__REQUIRED WORK__: In the lines below, find how many contain the word "nghiệp" and report that figure alone.

Dataset items:
>>>>>

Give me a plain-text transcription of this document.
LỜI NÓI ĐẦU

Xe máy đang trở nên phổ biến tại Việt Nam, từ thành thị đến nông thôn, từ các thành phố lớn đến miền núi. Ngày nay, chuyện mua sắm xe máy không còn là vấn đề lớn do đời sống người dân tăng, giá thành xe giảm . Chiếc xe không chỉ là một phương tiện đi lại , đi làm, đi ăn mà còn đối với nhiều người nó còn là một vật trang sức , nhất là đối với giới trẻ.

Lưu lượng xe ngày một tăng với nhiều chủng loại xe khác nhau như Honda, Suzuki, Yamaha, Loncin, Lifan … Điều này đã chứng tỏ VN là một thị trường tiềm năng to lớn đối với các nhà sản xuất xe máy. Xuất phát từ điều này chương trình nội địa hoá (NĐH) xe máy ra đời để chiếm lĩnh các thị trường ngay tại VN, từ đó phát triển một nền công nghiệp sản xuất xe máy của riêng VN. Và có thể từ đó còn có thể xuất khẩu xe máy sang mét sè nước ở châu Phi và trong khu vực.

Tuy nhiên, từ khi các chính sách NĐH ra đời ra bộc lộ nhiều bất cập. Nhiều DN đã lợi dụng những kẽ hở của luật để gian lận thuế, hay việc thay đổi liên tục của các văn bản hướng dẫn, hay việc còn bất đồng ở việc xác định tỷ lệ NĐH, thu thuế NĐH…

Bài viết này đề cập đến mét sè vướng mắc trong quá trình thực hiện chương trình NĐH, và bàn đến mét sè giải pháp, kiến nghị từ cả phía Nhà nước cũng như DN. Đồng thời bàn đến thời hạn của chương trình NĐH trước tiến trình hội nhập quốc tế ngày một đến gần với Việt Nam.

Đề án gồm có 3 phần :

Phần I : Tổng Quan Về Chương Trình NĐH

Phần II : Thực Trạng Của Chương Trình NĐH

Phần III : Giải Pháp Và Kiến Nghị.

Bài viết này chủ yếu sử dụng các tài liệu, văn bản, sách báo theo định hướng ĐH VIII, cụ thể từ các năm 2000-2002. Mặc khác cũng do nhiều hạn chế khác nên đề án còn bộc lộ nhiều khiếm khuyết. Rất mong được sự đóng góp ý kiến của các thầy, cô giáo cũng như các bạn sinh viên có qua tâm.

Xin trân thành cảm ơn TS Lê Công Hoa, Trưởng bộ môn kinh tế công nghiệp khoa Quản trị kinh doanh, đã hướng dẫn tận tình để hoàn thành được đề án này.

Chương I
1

<<<<<

__EXERCISE SOLUTION__: 2